_REQUIREMENT_
Go through the material below and count the lines with the string "Example"; the number is the whole answer.

Data excerpts:
★ ★ ★ ★ ★

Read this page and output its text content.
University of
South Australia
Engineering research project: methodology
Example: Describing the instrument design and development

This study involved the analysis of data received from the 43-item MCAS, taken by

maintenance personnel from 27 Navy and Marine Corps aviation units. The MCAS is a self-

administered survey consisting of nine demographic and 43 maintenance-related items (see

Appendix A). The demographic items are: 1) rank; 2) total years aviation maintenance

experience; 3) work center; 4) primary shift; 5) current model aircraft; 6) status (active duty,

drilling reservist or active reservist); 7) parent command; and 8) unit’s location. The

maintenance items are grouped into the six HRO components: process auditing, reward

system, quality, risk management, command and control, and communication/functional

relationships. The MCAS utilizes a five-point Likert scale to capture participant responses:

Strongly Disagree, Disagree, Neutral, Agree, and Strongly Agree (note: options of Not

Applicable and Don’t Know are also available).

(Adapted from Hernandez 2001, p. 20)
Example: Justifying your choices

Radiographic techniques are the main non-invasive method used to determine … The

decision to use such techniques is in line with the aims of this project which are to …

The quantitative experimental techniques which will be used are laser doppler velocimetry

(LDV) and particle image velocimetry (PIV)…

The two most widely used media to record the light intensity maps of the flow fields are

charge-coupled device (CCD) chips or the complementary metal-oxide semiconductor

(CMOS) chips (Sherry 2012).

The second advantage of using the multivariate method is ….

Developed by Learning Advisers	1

★ ★ ★ ★ ★

_OUTPUT BELOW_
2